── Data lines
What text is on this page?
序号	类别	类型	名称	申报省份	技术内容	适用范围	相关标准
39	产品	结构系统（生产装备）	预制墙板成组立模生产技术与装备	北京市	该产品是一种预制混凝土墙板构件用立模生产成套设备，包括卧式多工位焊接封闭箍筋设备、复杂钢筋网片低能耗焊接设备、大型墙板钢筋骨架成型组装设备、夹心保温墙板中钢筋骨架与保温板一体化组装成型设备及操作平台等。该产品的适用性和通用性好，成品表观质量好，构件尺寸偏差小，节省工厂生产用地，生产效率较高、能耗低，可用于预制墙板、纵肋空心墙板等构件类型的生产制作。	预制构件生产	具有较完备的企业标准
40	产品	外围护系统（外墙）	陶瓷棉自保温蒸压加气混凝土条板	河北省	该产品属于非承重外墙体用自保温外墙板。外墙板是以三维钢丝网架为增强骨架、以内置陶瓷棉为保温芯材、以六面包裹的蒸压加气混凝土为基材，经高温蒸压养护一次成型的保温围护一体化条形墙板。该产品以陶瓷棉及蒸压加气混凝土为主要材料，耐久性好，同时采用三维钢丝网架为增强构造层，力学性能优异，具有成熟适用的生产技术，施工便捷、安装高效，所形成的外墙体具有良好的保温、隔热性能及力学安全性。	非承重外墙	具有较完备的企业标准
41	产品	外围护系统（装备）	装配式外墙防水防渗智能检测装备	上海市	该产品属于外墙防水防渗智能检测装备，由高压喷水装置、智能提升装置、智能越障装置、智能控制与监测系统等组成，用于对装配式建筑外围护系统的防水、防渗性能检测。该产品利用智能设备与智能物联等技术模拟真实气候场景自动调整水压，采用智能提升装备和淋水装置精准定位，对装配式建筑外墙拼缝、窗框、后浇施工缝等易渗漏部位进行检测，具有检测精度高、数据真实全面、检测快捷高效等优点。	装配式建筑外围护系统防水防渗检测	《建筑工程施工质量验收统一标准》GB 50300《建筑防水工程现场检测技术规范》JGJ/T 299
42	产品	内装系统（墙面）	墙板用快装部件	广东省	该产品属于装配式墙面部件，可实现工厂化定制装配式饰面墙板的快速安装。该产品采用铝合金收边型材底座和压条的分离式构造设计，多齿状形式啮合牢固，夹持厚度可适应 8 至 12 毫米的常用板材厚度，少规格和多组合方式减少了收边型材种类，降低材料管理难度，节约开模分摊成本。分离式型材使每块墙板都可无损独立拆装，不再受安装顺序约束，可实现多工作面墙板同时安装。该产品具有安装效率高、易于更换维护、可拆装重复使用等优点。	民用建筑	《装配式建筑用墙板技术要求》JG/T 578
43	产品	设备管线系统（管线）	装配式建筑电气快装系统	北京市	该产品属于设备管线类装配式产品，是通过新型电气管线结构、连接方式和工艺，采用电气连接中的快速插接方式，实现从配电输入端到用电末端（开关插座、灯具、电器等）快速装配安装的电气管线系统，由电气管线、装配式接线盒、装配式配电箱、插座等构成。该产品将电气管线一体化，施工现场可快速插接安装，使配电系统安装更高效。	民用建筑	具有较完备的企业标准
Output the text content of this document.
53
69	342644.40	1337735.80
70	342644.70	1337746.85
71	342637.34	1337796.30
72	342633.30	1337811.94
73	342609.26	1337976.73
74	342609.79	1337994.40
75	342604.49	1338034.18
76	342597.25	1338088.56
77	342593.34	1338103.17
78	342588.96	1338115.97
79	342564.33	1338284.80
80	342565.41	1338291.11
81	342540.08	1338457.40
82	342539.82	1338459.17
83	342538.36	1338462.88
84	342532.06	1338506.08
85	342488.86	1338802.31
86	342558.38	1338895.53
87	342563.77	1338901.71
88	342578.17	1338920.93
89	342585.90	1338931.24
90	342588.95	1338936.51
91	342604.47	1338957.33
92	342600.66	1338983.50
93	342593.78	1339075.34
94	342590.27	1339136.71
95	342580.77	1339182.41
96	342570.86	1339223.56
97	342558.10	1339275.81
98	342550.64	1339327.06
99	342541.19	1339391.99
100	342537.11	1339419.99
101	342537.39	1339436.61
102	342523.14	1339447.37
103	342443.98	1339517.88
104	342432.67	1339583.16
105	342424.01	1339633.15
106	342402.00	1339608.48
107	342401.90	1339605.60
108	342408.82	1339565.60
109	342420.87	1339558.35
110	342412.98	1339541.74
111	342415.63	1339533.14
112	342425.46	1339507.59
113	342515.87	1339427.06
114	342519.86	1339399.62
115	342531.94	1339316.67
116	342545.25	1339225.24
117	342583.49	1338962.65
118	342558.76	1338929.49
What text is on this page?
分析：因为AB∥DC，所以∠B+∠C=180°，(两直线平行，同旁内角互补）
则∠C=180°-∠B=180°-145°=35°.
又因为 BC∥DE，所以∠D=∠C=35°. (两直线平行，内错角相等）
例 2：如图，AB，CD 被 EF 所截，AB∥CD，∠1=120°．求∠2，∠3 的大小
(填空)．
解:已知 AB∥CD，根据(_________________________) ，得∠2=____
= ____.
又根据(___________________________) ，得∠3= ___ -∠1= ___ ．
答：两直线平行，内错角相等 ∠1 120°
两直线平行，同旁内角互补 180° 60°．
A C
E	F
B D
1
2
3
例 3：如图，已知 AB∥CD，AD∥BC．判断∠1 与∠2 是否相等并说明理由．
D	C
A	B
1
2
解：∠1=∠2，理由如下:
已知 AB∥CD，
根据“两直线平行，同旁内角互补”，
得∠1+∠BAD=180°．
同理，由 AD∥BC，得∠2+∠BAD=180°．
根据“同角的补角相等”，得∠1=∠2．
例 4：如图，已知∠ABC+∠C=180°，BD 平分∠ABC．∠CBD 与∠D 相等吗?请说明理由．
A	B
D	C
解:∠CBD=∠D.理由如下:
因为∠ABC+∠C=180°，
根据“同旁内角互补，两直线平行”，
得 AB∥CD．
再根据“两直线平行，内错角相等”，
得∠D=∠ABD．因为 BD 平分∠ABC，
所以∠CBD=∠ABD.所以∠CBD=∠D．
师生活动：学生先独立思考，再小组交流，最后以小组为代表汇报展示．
────
### Task prompt:
Reproduce each entry above exactly, keeping every word.

### Solution to the exercise:
What text is on this page?
序号	类别	类型	名称	申报省份	技术内容	适用范围	相关标准
39	产品	结构系统（生产装备）	预制墙板成组立模生产技术与装备	北京市	该产品是一种预制混凝土墙板构件用立模生产成套设备，包括卧式多工位焊接封闭箍筋设备、复杂钢筋网片低能耗焊接设备、大型墙板钢筋骨架成型组装设备、夹心保温墙板中钢筋骨架与保温板一体化组装成型设备及操作平台等。该产品的适用性和通用性好，成品表观质量好，构件尺寸偏差小，节省工厂生产用地，生产效率较高、能耗低，可用于预制墙板、纵肋空心墙板等构件类型的生产制作。	预制构件生产	具有较完备的企业标准
40	产品	外围护系统（外墙）	陶瓷棉自保温蒸压加气混凝土条板	河北省	该产品属于非承重外墙体用自保温外墙板。外墙板是以三维钢丝网架为增强骨架、以内置陶瓷棉为保温芯材、以六面包裹的蒸压加气混凝土为基材，经高温蒸压养护一次成型的保温围护一体化条形墙板。该产品以陶瓷棉及蒸压加气混凝土为主要材料，耐久性好，同时采用三维钢丝网架为增强构造层，力学性能优异，具有成熟适用的生产技术，施工便捷、安装高效，所形成的外墙体具有良好的保温、隔热性能及力学安全性。	非承重外墙	具有较完备的企业标准
41	产品	外围护系统（装备）	装配式外墙防水防渗智能检测装备	上海市	该产品属于外墙防水防渗智能检测装备，由高压喷水装置、智能提升装置、智能越障装置、智能控制与监测系统等组成，用于对装配式建筑外围护系统的防水、防渗性能检测。该产品利用智能设备与智能物联等技术模拟真实气候场景自动调整水压，采用智能提升装备和淋水装置精准定位，对装配式建筑外墙拼缝、窗框、后浇施工缝等易渗漏部位进行检测，具有检测精度高、数据真实全面、检测快捷高效等优点。	装配式建筑外围护系统防水防渗检测	《建筑工程施工质量验收统一标准》GB 50300《建筑防水工程现场检测技术规范》JGJ/T 299
42	产品	内装系统（墙面）	墙板用快装部件	广东省	该产品属于装配式墙面部件，可实现工厂化定制装配式饰面墙板的快速安装。该产品采用铝合金收边型材底座和压条的分离式构造设计，多齿状形式啮合牢固，夹持厚度可适应 8 至 12 毫米的常用板材厚度，少规格和多组合方式减少了收边型材种类，降低材料管理难度，节约开模分摊成本。分离式型材使每块墙板都可无损独立拆装，不再受安装顺序约束，可实现多工作面墙板同时安装。该产品具有安装效率高、易于更换维护、可拆装重复使用等优点。	民用建筑	《装配式建筑用墙板技术要求》JG/T 578
43	产品	设备管线系统（管线）	装配式建筑电气快装系统	北京市	该产品属于设备管线类装配式产品，是通过新型电气管线结构、连接方式和工艺，采用电气连接中的快速插接方式，实现从配电输入端到用电末端（开关插座、灯具、电器等）快速装配安装的电气管线系统，由电气管线、装配式接线盒、装配式配电箱、插座等构成。该产品将电气管线一体化，施工现场可快速插接安装，使配电系统安装更高效。	民用建筑	具有较完备的企业标准
Output the text content of this document.
53
69	342644.40	1337735.80
70	342644.70	1337746.85
71	342637.34	1337796.30
72	342633.30	1337811.94
73	342609.26	1337976.73
74	342609.79	1337994.40
75	342604.49	1338034.18
76	342597.25	1338088.56
77	342593.34	1338103.17
78	342588.96	1338115.97
79	342564.33	1338284.80
80	342565.41	1338291.11
81	342540.08	1338457.40
82	342539.82	1338459.17
83	342538.36	1338462.88
84	342532.06	1338506.08
85	342488.86	1338802.31
86	342558.38	1338895.53
87	342563.77	1338901.71
88	342578.17	1338920.93
89	342585.90	1338931.24
90	342588.95	1338936.51
91	342604.47	1338957.33
92	342600.66	1338983.50
93	342593.78	1339075.34
94	342590.27	1339136.71
95	342580.77	1339182.41
96	342570.86	1339223.56
97	342558.10	1339275.81
98	342550.64	1339327.06
99	342541.19	1339391.99
100	342537.11	1339419.99
101	342537.39	1339436.61
102	342523.14	1339447.37
103	342443.98	1339517.88
104	342432.67	1339583.16
105	342424.01	1339633.15
106	342402.00	1339608.48
107	342401.90	1339605.60
108	342408.82	1339565.60
109	342420.87	1339558.35
110	342412.98	1339541.74
111	342415.63	1339533.14
112	342425.46	1339507.59
113	342515.87	1339427.06
114	342519.86	1339399.62
115	342531.94	1339316.67
116	342545.25	1339225.24
117	342583.49	1338962.65
118	342558.76	1338929.49
What text is on this page?
分析：因为AB∥DC，所以∠B+∠C=180°，(两直线平行，同旁内角互补）
则∠C=180°-∠B=180°-145°=35°.
又因为 BC∥DE，所以∠D=∠C=35°. (两直线平行，内错角相等）
例 2：如图，AB，CD 被 EF 所截，AB∥CD，∠1=120°．求∠2，∠3 的大小
(填空)．
解:已知 AB∥CD，根据(_________________________) ，得∠2=____
= ____.
又根据(___________________________) ，得∠3= ___ -∠1= ___ ．
答：两直线平行，内错角相等 ∠1 120°
两直线平行，同旁内角互补 180° 60°．
A C
E	F
B D
1
2
3
例 3：如图，已知 AB∥CD，AD∥BC．判断∠1 与∠2 是否相等并说明理由．
D	C
A	B
1
2
解：∠1=∠2，理由如下:
已知 AB∥CD，
根据“两直线平行，同旁内角互补”，
得∠1+∠BAD=180°．
同理，由 AD∥BC，得∠2+∠BAD=180°．
根据“同角的补角相等”，得∠1=∠2．
例 4：如图，已知∠ABC+∠C=180°，BD 平分∠ABC．∠CBD 与∠D 相等吗?请说明理由．
A	B
D	C
解:∠CBD=∠D.理由如下:
因为∠ABC+∠C=180°，
根据“同旁内角互补，两直线平行”，
得 AB∥CD．
再根据“两直线平行，内错角相等”，
得∠D=∠ABD．因为 BD 平分∠ABC，
所以∠CBD=∠ABD.所以∠CBD=∠D．
师生活动：学生先独立思考，再小组交流，最后以小组为代表汇报展示．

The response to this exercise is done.